━━━ Dataset extract ━━━

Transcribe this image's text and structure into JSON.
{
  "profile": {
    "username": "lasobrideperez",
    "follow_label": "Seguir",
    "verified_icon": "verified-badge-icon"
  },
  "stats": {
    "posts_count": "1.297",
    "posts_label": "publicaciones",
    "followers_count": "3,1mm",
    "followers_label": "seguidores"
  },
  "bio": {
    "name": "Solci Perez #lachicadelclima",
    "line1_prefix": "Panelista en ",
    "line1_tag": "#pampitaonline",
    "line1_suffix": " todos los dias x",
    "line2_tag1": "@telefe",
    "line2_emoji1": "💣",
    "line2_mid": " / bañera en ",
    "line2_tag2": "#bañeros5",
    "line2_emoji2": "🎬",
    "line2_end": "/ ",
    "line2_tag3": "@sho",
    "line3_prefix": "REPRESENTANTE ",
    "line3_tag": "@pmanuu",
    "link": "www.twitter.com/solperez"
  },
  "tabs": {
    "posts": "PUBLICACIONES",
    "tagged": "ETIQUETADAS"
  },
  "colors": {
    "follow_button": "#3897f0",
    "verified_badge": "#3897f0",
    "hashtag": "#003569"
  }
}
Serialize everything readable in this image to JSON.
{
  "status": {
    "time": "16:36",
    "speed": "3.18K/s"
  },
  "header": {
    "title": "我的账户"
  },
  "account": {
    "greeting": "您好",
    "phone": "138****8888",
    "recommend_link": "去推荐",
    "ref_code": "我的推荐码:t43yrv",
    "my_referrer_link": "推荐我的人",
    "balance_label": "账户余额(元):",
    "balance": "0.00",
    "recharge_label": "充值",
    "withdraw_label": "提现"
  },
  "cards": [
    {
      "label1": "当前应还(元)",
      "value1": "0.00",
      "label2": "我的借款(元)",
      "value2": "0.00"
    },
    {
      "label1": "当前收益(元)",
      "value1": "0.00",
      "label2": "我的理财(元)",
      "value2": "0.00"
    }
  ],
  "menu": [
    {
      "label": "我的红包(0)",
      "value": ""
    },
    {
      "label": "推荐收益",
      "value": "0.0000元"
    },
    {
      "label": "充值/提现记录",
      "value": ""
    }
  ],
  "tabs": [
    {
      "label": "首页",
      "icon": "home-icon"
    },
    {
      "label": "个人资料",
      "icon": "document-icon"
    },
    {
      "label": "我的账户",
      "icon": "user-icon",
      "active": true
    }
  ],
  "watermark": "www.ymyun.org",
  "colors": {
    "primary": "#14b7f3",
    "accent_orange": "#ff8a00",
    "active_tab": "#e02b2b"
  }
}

━━━
━━━ Dataset extract ━━━

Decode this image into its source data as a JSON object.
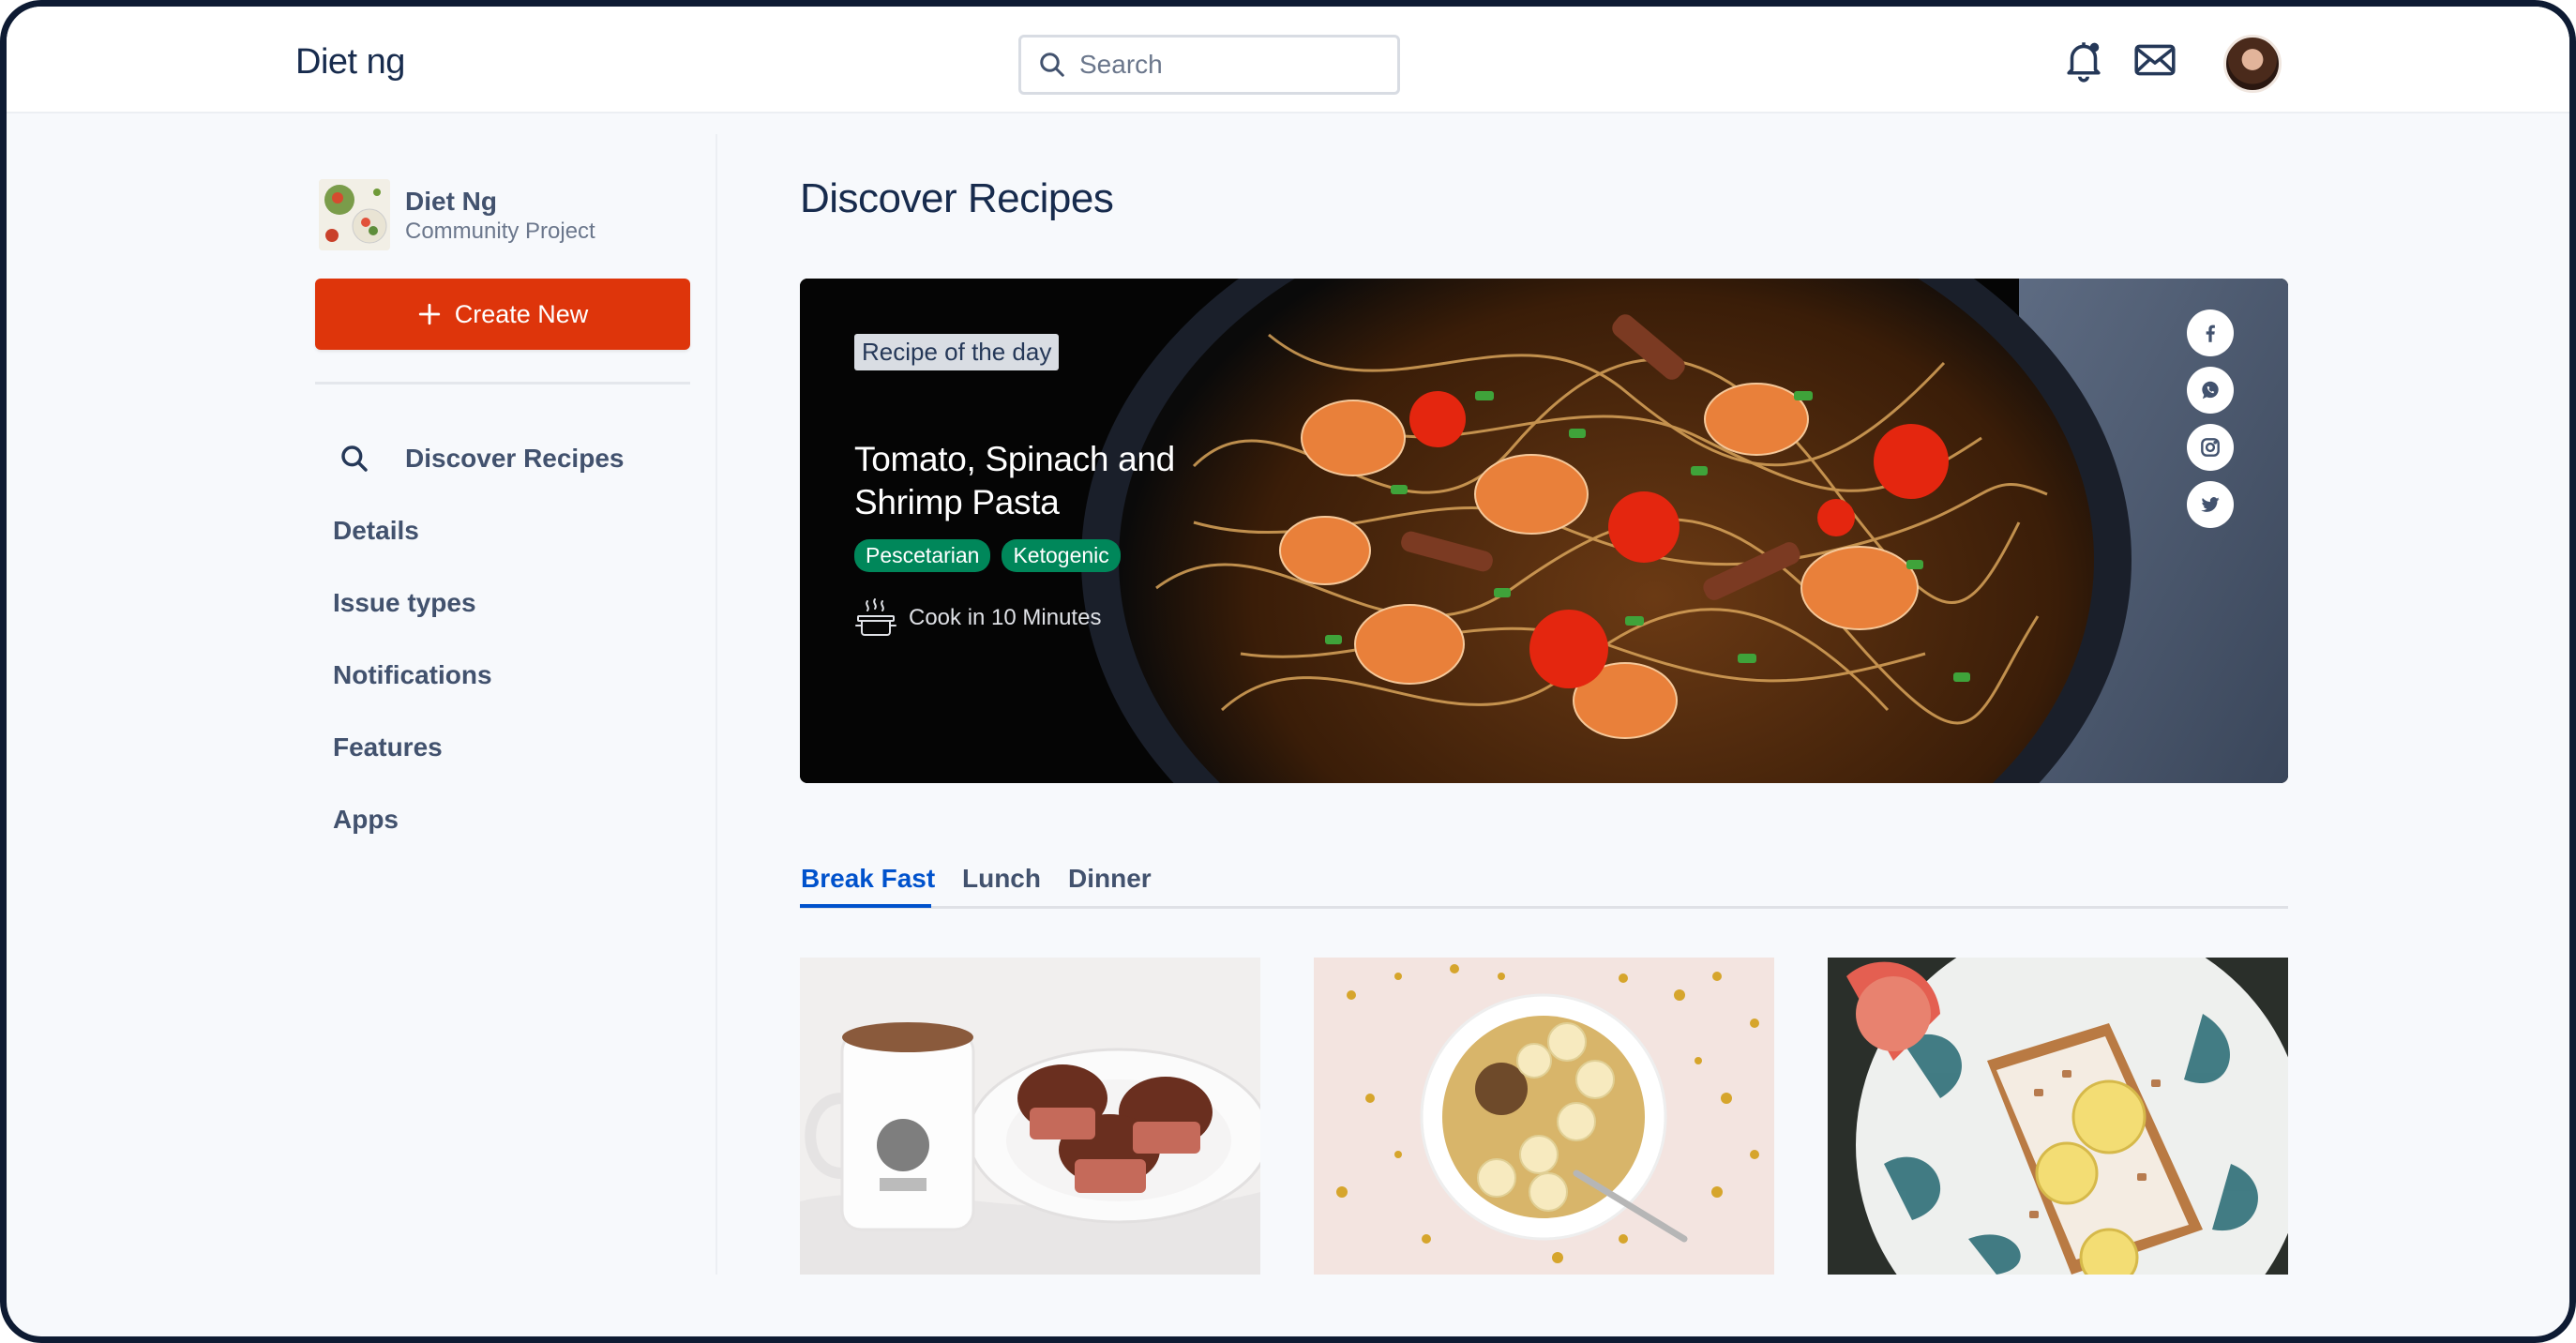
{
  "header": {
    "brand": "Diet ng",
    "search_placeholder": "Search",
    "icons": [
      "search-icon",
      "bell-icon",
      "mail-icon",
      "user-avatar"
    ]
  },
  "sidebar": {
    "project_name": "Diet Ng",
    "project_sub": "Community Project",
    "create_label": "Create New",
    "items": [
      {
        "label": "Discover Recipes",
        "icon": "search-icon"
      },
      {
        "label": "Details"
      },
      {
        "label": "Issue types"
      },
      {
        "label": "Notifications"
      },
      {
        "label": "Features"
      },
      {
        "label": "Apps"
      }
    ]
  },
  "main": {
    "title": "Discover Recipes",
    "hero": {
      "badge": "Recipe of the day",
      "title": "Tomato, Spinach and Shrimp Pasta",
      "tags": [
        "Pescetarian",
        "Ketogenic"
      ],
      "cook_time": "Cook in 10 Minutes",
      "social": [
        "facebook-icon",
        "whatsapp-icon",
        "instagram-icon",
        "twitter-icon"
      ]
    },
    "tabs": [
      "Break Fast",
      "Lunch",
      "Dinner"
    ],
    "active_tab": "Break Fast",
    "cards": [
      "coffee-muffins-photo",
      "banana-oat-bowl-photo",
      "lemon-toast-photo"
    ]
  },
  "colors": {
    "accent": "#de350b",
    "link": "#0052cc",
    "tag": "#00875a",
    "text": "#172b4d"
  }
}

━━━

Say how many lines of the listing above contain "Recipes", with no other words.

** Result of the task **
2